> [TASK DESCRIPTION]:
Write out the whole listing again, exactly.
** begin **
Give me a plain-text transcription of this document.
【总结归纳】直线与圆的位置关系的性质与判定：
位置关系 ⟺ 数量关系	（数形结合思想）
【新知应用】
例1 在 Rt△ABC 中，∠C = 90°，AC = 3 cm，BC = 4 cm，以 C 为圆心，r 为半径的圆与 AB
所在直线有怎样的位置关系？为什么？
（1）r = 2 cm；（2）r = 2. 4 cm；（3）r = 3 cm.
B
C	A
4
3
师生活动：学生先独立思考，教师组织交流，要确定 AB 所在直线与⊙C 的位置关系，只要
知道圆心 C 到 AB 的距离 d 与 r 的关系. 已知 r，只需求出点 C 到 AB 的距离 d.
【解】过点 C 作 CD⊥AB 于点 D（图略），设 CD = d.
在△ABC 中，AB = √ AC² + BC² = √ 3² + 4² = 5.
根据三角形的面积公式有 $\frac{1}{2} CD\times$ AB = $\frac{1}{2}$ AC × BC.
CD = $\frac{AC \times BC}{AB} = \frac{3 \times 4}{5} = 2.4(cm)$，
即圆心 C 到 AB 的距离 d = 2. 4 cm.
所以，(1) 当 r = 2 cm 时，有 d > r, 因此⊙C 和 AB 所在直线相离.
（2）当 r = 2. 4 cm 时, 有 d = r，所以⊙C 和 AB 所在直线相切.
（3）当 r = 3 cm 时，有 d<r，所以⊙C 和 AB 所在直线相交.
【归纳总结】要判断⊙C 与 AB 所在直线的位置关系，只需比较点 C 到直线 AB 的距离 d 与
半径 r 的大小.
** end **
> [RESULT BELOW]:
Give me a plain-text transcription of this document.
【总结归纳】直线与圆的位置关系的性质与判定：
位置关系 ⟺ 数量关系	（数形结合思想）
【新知应用】
例1 在 Rt△ABC 中，∠C = 90°，AC = 3 cm，BC = 4 cm，以 C 为圆心，r 为半径的圆与 AB
所在直线有怎样的位置关系？为什么？
（1）r = 2 cm；（2）r = 2. 4 cm；（3）r = 3 cm.
B
C	A
4
3
师生活动：学生先独立思考，教师组织交流，要确定 AB 所在直线与⊙C 的位置关系，只要
知道圆心 C 到 AB 的距离 d 与 r 的关系. 已知 r，只需求出点 C 到 AB 的距离 d.
【解】过点 C 作 CD⊥AB 于点 D（图略），设 CD = d.
在△ABC 中，AB = √ AC² + BC² = √ 3² + 4² = 5.
根据三角形的面积公式有 $\frac{1}{2} CD\times$ AB = $\frac{1}{2}$ AC × BC.
CD = $\frac{AC \times BC}{AB} = \frac{3 \times 4}{5} = 2.4(cm)$，
即圆心 C 到 AB 的距离 d = 2. 4 cm.
所以，(1) 当 r = 2 cm 时，有 d > r, 因此⊙C 和 AB 所在直线相离.
（2）当 r = 2. 4 cm 时, 有 d = r，所以⊙C 和 AB 所在直线相切.
（3）当 r = 3 cm 时，有 d<r，所以⊙C 和 AB 所在直线相交.
【归纳总结】要判断⊙C 与 AB 所在直线的位置关系，只需比较点 C 到直线 AB 的距离 d 与
半径 r 的大小.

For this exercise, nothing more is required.